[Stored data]

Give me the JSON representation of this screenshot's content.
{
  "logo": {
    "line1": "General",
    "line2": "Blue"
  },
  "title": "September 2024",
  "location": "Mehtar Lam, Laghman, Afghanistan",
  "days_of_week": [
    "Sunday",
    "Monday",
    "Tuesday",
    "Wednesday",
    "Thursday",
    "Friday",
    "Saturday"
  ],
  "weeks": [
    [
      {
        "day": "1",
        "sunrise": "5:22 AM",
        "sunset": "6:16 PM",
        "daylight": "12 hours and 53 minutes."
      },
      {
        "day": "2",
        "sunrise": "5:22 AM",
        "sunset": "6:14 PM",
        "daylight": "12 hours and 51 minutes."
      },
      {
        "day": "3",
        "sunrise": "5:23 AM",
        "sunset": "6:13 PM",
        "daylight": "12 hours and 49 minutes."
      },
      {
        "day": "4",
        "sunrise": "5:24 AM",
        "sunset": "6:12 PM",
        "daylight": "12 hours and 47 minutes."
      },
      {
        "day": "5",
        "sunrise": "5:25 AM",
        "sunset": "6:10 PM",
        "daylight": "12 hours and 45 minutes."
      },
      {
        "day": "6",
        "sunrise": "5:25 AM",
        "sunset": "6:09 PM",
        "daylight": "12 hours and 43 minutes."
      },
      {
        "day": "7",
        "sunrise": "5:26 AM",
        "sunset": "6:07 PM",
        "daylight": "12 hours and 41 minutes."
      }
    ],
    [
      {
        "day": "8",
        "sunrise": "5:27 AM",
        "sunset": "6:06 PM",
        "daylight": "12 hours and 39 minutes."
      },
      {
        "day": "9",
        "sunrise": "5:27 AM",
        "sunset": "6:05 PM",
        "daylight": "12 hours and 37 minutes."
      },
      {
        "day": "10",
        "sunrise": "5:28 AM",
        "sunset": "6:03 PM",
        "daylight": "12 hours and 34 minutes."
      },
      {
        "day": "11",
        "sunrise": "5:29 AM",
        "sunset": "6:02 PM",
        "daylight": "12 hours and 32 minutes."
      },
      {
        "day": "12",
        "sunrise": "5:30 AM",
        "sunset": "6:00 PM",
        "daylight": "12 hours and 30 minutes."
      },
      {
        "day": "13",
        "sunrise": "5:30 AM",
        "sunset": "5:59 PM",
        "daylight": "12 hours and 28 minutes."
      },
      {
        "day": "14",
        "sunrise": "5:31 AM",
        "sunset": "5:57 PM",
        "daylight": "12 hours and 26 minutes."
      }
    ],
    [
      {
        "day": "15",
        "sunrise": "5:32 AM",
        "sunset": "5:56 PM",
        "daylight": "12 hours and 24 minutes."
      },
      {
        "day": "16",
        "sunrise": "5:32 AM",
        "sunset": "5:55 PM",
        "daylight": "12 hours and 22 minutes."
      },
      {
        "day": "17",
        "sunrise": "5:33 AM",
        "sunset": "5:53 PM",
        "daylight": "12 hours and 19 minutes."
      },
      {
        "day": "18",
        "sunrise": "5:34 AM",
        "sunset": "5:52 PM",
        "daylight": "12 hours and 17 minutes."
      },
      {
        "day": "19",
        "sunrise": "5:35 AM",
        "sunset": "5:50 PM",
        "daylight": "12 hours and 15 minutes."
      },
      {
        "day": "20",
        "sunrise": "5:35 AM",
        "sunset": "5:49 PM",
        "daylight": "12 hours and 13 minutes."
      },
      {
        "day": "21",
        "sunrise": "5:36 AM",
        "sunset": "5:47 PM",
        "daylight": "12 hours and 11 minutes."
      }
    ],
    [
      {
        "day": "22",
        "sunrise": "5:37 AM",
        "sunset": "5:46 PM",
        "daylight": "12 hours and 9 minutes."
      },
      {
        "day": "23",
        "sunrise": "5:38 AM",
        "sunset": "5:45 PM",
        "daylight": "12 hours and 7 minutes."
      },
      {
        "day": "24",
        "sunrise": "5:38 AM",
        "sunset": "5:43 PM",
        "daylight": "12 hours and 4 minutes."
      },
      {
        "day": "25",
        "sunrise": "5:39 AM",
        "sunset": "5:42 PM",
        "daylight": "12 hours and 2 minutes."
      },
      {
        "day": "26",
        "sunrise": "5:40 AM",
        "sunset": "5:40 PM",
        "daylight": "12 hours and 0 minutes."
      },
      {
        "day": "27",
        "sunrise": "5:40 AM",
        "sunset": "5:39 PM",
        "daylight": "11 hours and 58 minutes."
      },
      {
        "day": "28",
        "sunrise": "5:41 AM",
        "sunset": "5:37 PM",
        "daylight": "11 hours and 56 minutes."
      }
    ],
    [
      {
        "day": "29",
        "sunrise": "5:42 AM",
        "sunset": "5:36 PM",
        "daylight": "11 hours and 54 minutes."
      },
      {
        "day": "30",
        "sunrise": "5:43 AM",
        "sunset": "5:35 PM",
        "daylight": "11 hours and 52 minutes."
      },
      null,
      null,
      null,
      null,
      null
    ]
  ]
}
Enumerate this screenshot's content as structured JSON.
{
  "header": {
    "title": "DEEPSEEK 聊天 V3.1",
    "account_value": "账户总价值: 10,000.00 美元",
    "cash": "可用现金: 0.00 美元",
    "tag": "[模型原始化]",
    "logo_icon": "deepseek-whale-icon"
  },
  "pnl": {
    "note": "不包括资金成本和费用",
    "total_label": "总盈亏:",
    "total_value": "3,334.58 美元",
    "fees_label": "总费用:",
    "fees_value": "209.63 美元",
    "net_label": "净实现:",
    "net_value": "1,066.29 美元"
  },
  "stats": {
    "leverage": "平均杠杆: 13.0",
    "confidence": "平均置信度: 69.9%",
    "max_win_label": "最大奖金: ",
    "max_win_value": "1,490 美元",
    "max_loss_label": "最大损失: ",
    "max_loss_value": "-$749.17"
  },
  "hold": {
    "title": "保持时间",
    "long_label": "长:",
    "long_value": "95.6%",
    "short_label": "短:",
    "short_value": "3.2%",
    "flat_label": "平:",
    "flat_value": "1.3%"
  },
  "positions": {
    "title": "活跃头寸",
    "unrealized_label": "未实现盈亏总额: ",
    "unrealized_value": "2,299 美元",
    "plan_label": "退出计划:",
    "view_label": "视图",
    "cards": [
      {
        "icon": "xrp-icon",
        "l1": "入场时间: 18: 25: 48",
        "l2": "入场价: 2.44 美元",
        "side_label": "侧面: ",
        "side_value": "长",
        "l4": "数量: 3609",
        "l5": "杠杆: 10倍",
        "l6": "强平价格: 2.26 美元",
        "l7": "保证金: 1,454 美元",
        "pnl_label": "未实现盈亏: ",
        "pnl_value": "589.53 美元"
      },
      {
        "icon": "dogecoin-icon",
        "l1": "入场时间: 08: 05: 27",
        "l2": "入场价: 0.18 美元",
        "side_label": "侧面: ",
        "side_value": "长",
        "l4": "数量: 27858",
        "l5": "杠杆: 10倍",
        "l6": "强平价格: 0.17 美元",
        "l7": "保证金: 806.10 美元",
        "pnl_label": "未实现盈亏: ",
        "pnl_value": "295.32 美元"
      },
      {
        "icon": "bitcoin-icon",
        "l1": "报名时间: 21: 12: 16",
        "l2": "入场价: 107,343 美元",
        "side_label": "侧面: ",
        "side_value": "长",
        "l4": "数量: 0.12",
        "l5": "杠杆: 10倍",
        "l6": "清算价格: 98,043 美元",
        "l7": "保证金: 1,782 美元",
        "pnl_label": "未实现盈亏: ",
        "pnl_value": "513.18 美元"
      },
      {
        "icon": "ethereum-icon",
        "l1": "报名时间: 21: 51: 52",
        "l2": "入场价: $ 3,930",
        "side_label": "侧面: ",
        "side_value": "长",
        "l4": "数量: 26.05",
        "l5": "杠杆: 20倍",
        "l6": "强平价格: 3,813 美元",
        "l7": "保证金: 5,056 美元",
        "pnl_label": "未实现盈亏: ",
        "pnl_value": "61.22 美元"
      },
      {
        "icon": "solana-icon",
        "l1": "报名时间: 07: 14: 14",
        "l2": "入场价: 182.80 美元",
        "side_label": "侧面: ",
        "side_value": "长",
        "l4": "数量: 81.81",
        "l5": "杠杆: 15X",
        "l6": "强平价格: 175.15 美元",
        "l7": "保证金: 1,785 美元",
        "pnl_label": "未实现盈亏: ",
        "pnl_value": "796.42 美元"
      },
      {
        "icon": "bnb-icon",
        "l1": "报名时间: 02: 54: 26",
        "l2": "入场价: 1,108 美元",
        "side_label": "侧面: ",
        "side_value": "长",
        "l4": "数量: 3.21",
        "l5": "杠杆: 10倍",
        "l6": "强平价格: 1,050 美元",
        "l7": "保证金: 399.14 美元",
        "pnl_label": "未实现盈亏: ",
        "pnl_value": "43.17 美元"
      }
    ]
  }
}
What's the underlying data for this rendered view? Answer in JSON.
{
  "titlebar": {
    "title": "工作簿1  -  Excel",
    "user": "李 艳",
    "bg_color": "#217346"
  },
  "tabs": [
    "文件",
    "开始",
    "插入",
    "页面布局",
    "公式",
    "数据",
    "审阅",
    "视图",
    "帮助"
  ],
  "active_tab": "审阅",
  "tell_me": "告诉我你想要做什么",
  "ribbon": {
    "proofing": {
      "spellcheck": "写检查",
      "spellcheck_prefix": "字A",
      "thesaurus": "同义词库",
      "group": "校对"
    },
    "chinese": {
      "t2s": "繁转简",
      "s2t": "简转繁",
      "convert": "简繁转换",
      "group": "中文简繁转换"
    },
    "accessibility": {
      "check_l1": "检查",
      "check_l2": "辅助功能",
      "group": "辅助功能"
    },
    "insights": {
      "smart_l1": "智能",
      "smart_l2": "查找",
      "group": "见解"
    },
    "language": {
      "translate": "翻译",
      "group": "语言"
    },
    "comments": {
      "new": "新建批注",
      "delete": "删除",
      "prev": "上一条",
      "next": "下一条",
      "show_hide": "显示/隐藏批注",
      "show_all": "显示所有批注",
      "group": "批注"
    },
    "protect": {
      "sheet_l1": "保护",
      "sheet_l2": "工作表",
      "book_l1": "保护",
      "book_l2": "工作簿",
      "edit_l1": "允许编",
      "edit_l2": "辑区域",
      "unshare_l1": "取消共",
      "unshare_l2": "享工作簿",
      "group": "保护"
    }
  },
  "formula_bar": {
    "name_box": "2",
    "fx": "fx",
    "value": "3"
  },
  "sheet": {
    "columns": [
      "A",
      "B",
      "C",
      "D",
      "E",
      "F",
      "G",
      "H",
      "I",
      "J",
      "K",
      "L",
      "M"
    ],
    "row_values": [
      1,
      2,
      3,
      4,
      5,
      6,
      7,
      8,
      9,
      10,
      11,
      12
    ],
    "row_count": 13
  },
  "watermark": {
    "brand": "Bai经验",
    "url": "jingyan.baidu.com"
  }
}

# [Problem details]
List every line above that holds the word "this".

# [Task answer]
Give me the JSON representation of this screenshot's content.
Enumerate this screenshot's content as structured JSON.
What's the underlying data for this rendered view? Answer in JSON.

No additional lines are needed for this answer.